>> BEGIN Input

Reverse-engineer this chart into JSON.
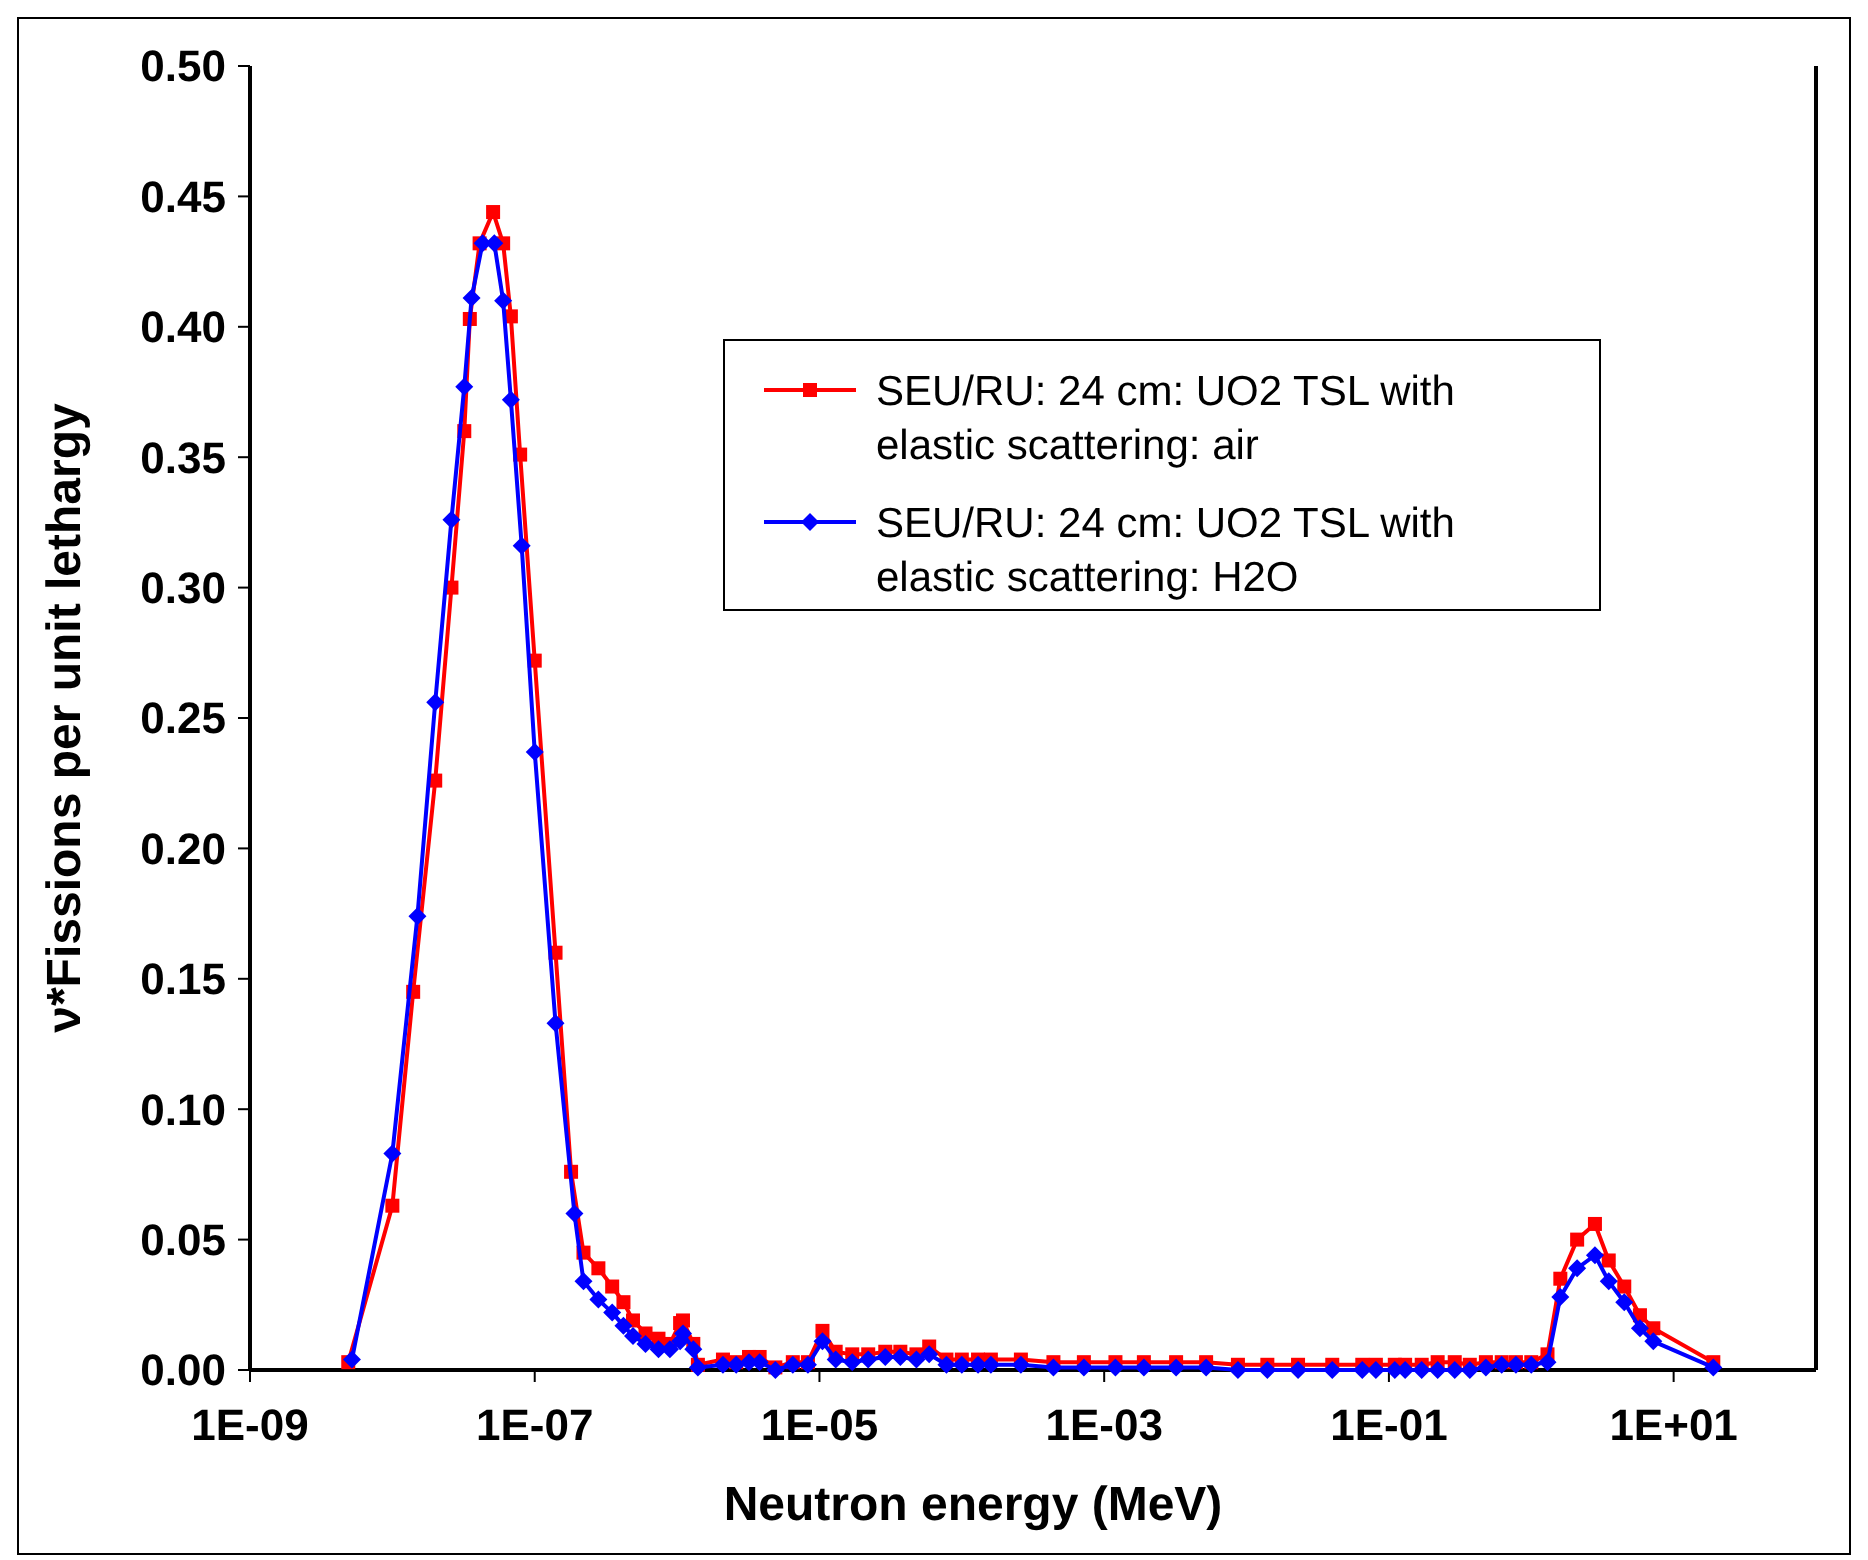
{
  "chart_data": {
    "type": "line",
    "xlabel": "Neutron energy (MeV)",
    "ylabel": "ν*Fissions per unit lethargy",
    "log": "x",
    "xlim": [
      1e-09,
      100
    ],
    "xticks": [
      {
        "value": 1e-09,
        "label": "1E-09"
      },
      {
        "value": 1e-07,
        "label": "1E-07"
      },
      {
        "value": 1e-05,
        "label": "1E-05"
      },
      {
        "value": 0.001,
        "label": "1E-03"
      },
      {
        "value": 0.1,
        "label": "1E-01"
      },
      {
        "value": 10,
        "label": "1E+01"
      }
    ],
    "ylim": [
      0,
      0.5
    ],
    "yticks": [
      {
        "value": 0,
        "label": "0.00"
      },
      {
        "value": 0.05,
        "label": "0.05"
      },
      {
        "value": 0.1,
        "label": "0.10"
      },
      {
        "value": 0.15,
        "label": "0.15"
      },
      {
        "value": 0.2,
        "label": "0.20"
      },
      {
        "value": 0.25,
        "label": "0.25"
      },
      {
        "value": 0.3,
        "label": "0.30"
      },
      {
        "value": 0.35,
        "label": "0.35"
      },
      {
        "value": 0.4,
        "label": "0.40"
      },
      {
        "value": 0.45,
        "label": "0.45"
      },
      {
        "value": 0.5,
        "label": "0.50"
      }
    ],
    "grid": false,
    "legend": "top right",
    "line_style": "solid",
    "series": [
      {
        "name": "SEU/RU: 24 cm: UO2 TSL with elastic scattering: air",
        "color": "#ff0000",
        "marker": "square",
        "x": [
          4.9e-09,
          1e-08,
          1.4e-08,
          2e-08,
          2.6e-08,
          3.2e-08,
          3.5e-08,
          4.1e-08,
          5.1e-08,
          6e-08,
          6.8e-08,
          7.9e-08,
          1e-07,
          1.4e-07,
          1.8e-07,
          2.2e-07,
          2.8e-07,
          3.5e-07,
          4.2e-07,
          4.9e-07,
          6e-07,
          7.4e-07,
          8.9e-07,
          1.05e-06,
          1.1e-06,
          1.3e-06,
          1.4e-06,
          2.1e-06,
          2.6e-06,
          3.2e-06,
          3.8e-06,
          4.9e-06,
          6.5e-06,
          8.3e-06,
          1.05e-05,
          1.3e-05,
          1.7e-05,
          2.2e-05,
          2.9e-05,
          3.7e-05,
          4.8e-05,
          5.9e-05,
          7.8e-05,
          0.0001,
          0.00013,
          0.00016,
          0.00026,
          0.00044,
          0.00072,
          0.0012,
          0.0019,
          0.0032,
          0.0052,
          0.0087,
          0.014,
          0.023,
          0.04,
          0.065,
          0.081,
          0.11,
          0.13,
          0.17,
          0.22,
          0.29,
          0.37,
          0.48,
          0.62,
          0.78,
          1,
          1.3,
          1.6,
          2.1,
          2.8,
          3.5,
          4.5,
          5.8,
          7.2,
          19
        ],
        "values": [
          0.003,
          0.063,
          0.145,
          0.226,
          0.3,
          0.36,
          0.403,
          0.432,
          0.444,
          0.432,
          0.404,
          0.351,
          0.272,
          0.16,
          0.076,
          0.045,
          0.039,
          0.032,
          0.026,
          0.019,
          0.014,
          0.012,
          0.01,
          0.018,
          0.019,
          0.01,
          0.002,
          0.004,
          0.003,
          0.005,
          0.005,
          0.001,
          0.003,
          0.003,
          0.015,
          0.007,
          0.006,
          0.006,
          0.007,
          0.007,
          0.006,
          0.009,
          0.004,
          0.004,
          0.004,
          0.004,
          0.004,
          0.003,
          0.003,
          0.003,
          0.003,
          0.003,
          0.003,
          0.002,
          0.002,
          0.002,
          0.002,
          0.002,
          0.002,
          0.002,
          0.002,
          0.002,
          0.003,
          0.003,
          0.002,
          0.003,
          0.003,
          0.003,
          0.003,
          0.006,
          0.035,
          0.05,
          0.056,
          0.042,
          0.032,
          0.021,
          0.016,
          0.003
        ]
      },
      {
        "name": "SEU/RU: 24 cm: UO2 TSL with elastic scattering: H2O",
        "color": "#0000ff",
        "marker": "diamond",
        "x": [
          5.2e-09,
          1e-08,
          1.5e-08,
          2e-08,
          2.6e-08,
          3.2e-08,
          3.6e-08,
          4.3e-08,
          5.2e-08,
          6e-08,
          6.8e-08,
          8.1e-08,
          1e-07,
          1.4e-07,
          1.9e-07,
          2.2e-07,
          2.8e-07,
          3.5e-07,
          4.2e-07,
          4.9e-07,
          6e-07,
          7.4e-07,
          8.9e-07,
          1.05e-06,
          1.1e-06,
          1.3e-06,
          1.4e-06,
          2.1e-06,
          2.6e-06,
          3.2e-06,
          3.8e-06,
          4.9e-06,
          6.5e-06,
          8.3e-06,
          1.05e-05,
          1.3e-05,
          1.7e-05,
          2.2e-05,
          2.9e-05,
          3.7e-05,
          4.8e-05,
          5.9e-05,
          7.8e-05,
          0.0001,
          0.00013,
          0.00016,
          0.00026,
          0.00044,
          0.00072,
          0.0012,
          0.0019,
          0.0032,
          0.0052,
          0.0087,
          0.014,
          0.023,
          0.04,
          0.065,
          0.081,
          0.11,
          0.13,
          0.17,
          0.22,
          0.29,
          0.37,
          0.48,
          0.62,
          0.78,
          1,
          1.3,
          1.6,
          2.1,
          2.8,
          3.5,
          4.5,
          5.8,
          7.2,
          19
        ],
        "values": [
          0.004,
          0.083,
          0.174,
          0.256,
          0.326,
          0.377,
          0.411,
          0.432,
          0.432,
          0.41,
          0.372,
          0.316,
          0.237,
          0.133,
          0.06,
          0.034,
          0.027,
          0.022,
          0.017,
          0.013,
          0.01,
          0.008,
          0.008,
          0.011,
          0.014,
          0.008,
          0.001,
          0.002,
          0.002,
          0.003,
          0.003,
          0,
          0.002,
          0.002,
          0.011,
          0.004,
          0.003,
          0.004,
          0.005,
          0.005,
          0.004,
          0.006,
          0.002,
          0.002,
          0.002,
          0.002,
          0.002,
          0.001,
          0.001,
          0.001,
          0.001,
          0.001,
          0.001,
          0,
          0,
          0,
          0,
          0,
          0,
          0,
          0,
          0,
          0,
          0,
          0,
          0.001,
          0.002,
          0.002,
          0.002,
          0.003,
          0.028,
          0.039,
          0.044,
          0.034,
          0.026,
          0.016,
          0.011,
          0.001
        ]
      }
    ]
  }
}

>> END Input

Work to do >> Restate the data above word for word. Do not include the images.

Output of the exercise >>
Reverse-engineer this chart into JSON.
{
  "chart_data": {
    "type": "line",
    "xlabel": "Neutron energy (MeV)",
    "ylabel": "ν*Fissions per unit lethargy",
    "log": "x",
    "xlim": [
      1e-09,
      100
    ],
    "xticks": [
      {
        "value": 1e-09,
        "label": "1E-09"
      },
      {
        "value": 1e-07,
        "label": "1E-07"
      },
      {
        "value": 1e-05,
        "label": "1E-05"
      },
      {
        "value": 0.001,
        "label": "1E-03"
      },
      {
        "value": 0.1,
        "label": "1E-01"
      },
      {
        "value": 10,
        "label": "1E+01"
      }
    ],
    "ylim": [
      0,
      0.5
    ],
    "yticks": [
      {
        "value": 0,
        "label": "0.00"
      },
      {
        "value": 0.05,
        "label": "0.05"
      },
      {
        "value": 0.1,
        "label": "0.10"
      },
      {
        "value": 0.15,
        "label": "0.15"
      },
      {
        "value": 0.2,
        "label": "0.20"
      },
      {
        "value": 0.25,
        "label": "0.25"
      },
      {
        "value": 0.3,
        "label": "0.30"
      },
      {
        "value": 0.35,
        "label": "0.35"
      },
      {
        "value": 0.4,
        "label": "0.40"
      },
      {
        "value": 0.45,
        "label": "0.45"
      },
      {
        "value": 0.5,
        "label": "0.50"
      }
    ],
    "grid": false,
    "legend": "top right",
    "line_style": "solid",
    "series": [
      {
        "name": "SEU/RU: 24 cm: UO2 TSL with elastic scattering: air",
        "color": "#ff0000",
        "marker": "square",
        "x": [
          4.9e-09,
          1e-08,
          1.4e-08,
          2e-08,
          2.6e-08,
          3.2e-08,
          3.5e-08,
          4.1e-08,
          5.1e-08,
          6e-08,
          6.8e-08,
          7.9e-08,
          1e-07,
          1.4e-07,
          1.8e-07,
          2.2e-07,
          2.8e-07,
          3.5e-07,
          4.2e-07,
          4.9e-07,
          6e-07,
          7.4e-07,
          8.9e-07,
          1.05e-06,
          1.1e-06,
          1.3e-06,
          1.4e-06,
          2.1e-06,
          2.6e-06,
          3.2e-06,
          3.8e-06,
          4.9e-06,
          6.5e-06,
          8.3e-06,
          1.05e-05,
          1.3e-05,
          1.7e-05,
          2.2e-05,
          2.9e-05,
          3.7e-05,
          4.8e-05,
          5.9e-05,
          7.8e-05,
          0.0001,
          0.00013,
          0.00016,
          0.00026,
          0.00044,
          0.00072,
          0.0012,
          0.0019,
          0.0032,
          0.0052,
          0.0087,
          0.014,
          0.023,
          0.04,
          0.065,
          0.081,
          0.11,
          0.13,
          0.17,
          0.22,
          0.29,
          0.37,
          0.48,
          0.62,
          0.78,
          1,
          1.3,
          1.6,
          2.1,
          2.8,
          3.5,
          4.5,
          5.8,
          7.2,
          19
        ],
        "values": [
          0.003,
          0.063,
          0.145,
          0.226,
          0.3,
          0.36,
          0.403,
          0.432,
          0.444,
          0.432,
          0.404,
          0.351,
          0.272,
          0.16,
          0.076,
          0.045,
          0.039,
          0.032,
          0.026,
          0.019,
          0.014,
          0.012,
          0.01,
          0.018,
          0.019,
          0.01,
          0.002,
          0.004,
          0.003,
          0.005,
          0.005,
          0.001,
          0.003,
          0.003,
          0.015,
          0.007,
          0.006,
          0.006,
          0.007,
          0.007,
          0.006,
          0.009,
          0.004,
          0.004,
          0.004,
          0.004,
          0.004,
          0.003,
          0.003,
          0.003,
          0.003,
          0.003,
          0.003,
          0.002,
          0.002,
          0.002,
          0.002,
          0.002,
          0.002,
          0.002,
          0.002,
          0.002,
          0.003,
          0.003,
          0.002,
          0.003,
          0.003,
          0.003,
          0.003,
          0.006,
          0.035,
          0.05,
          0.056,
          0.042,
          0.032,
          0.021,
          0.016,
          0.003
        ]
      },
      {
        "name": "SEU/RU: 24 cm: UO2 TSL with elastic scattering: H2O",
        "color": "#0000ff",
        "marker": "diamond",
        "x": [
          5.2e-09,
          1e-08,
          1.5e-08,
          2e-08,
          2.6e-08,
          3.2e-08,
          3.6e-08,
          4.3e-08,
          5.2e-08,
          6e-08,
          6.8e-08,
          8.1e-08,
          1e-07,
          1.4e-07,
          1.9e-07,
          2.2e-07,
          2.8e-07,
          3.5e-07,
          4.2e-07,
          4.9e-07,
          6e-07,
          7.4e-07,
          8.9e-07,
          1.05e-06,
          1.1e-06,
          1.3e-06,
          1.4e-06,
          2.1e-06,
          2.6e-06,
          3.2e-06,
          3.8e-06,
          4.9e-06,
          6.5e-06,
          8.3e-06,
          1.05e-05,
          1.3e-05,
          1.7e-05,
          2.2e-05,
          2.9e-05,
          3.7e-05,
          4.8e-05,
          5.9e-05,
          7.8e-05,
          0.0001,
          0.00013,
          0.00016,
          0.00026,
          0.00044,
          0.00072,
          0.0012,
          0.0019,
          0.0032,
          0.0052,
          0.0087,
          0.014,
          0.023,
          0.04,
          0.065,
          0.081,
          0.11,
          0.13,
          0.17,
          0.22,
          0.29,
          0.37,
          0.48,
          0.62,
          0.78,
          1,
          1.3,
          1.6,
          2.1,
          2.8,
          3.5,
          4.5,
          5.8,
          7.2,
          19
        ],
        "values": [
          0.004,
          0.083,
          0.174,
          0.256,
          0.326,
          0.377,
          0.411,
          0.432,
          0.432,
          0.41,
          0.372,
          0.316,
          0.237,
          0.133,
          0.06,
          0.034,
          0.027,
          0.022,
          0.017,
          0.013,
          0.01,
          0.008,
          0.008,
          0.011,
          0.014,
          0.008,
          0.001,
          0.002,
          0.002,
          0.003,
          0.003,
          0,
          0.002,
          0.002,
          0.011,
          0.004,
          0.003,
          0.004,
          0.005,
          0.005,
          0.004,
          0.006,
          0.002,
          0.002,
          0.002,
          0.002,
          0.002,
          0.001,
          0.001,
          0.001,
          0.001,
          0.001,
          0.001,
          0,
          0,
          0,
          0,
          0,
          0,
          0,
          0,
          0,
          0,
          0,
          0,
          0.001,
          0.002,
          0.002,
          0.002,
          0.003,
          0.028,
          0.039,
          0.044,
          0.034,
          0.026,
          0.016,
          0.011,
          0.001
        ]
      }
    ]
  }
}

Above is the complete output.